» **Written request**:
Write out all lines holding the word "page".

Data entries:

::::

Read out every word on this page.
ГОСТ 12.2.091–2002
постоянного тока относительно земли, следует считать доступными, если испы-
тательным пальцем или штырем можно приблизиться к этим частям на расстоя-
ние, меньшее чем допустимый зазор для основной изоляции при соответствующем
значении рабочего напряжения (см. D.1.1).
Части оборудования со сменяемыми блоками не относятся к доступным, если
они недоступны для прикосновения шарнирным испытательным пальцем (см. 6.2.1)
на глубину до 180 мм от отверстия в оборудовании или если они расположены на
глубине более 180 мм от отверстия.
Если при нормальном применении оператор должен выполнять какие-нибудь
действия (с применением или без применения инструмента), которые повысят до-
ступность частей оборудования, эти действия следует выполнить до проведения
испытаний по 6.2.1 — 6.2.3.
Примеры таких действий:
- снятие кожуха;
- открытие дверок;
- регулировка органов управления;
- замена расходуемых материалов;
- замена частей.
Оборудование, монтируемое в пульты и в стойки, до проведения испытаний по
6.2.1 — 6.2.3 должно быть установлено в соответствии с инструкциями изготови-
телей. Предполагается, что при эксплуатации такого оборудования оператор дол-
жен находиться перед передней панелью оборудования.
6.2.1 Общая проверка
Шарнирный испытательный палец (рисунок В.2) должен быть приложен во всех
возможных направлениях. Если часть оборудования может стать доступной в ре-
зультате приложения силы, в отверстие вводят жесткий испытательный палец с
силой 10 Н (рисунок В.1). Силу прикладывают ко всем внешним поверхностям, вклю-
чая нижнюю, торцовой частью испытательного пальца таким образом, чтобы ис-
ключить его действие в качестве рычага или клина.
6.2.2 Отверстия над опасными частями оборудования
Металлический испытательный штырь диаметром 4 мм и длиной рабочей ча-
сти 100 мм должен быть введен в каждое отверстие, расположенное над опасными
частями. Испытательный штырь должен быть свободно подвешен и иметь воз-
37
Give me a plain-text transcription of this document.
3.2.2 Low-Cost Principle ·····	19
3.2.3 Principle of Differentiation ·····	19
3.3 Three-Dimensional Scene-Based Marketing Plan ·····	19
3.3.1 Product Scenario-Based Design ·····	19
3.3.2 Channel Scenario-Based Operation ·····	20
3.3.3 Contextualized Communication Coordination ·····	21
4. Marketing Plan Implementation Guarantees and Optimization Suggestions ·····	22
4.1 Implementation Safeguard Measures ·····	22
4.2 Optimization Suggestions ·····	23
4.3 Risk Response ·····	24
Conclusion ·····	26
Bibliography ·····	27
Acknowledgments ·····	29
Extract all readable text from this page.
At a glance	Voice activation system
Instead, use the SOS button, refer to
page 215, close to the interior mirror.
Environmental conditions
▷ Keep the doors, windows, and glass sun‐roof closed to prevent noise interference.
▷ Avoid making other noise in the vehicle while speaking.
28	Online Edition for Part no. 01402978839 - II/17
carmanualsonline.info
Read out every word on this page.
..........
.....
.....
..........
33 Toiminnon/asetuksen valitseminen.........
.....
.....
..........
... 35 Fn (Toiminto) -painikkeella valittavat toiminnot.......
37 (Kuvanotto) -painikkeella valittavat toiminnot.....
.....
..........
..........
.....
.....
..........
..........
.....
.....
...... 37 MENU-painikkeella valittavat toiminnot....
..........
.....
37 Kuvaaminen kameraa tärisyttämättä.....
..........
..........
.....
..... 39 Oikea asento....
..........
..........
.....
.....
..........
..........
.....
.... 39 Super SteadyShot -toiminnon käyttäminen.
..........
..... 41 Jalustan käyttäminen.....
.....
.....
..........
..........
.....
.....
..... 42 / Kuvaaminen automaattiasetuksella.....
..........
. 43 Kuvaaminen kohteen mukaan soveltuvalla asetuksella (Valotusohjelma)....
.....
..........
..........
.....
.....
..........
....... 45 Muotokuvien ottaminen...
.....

::::

» **Exercise response**:
Read out every word on this page.
Extract all readable text from this page.
page 215, close to the interior mirror.
Read out every word on this page.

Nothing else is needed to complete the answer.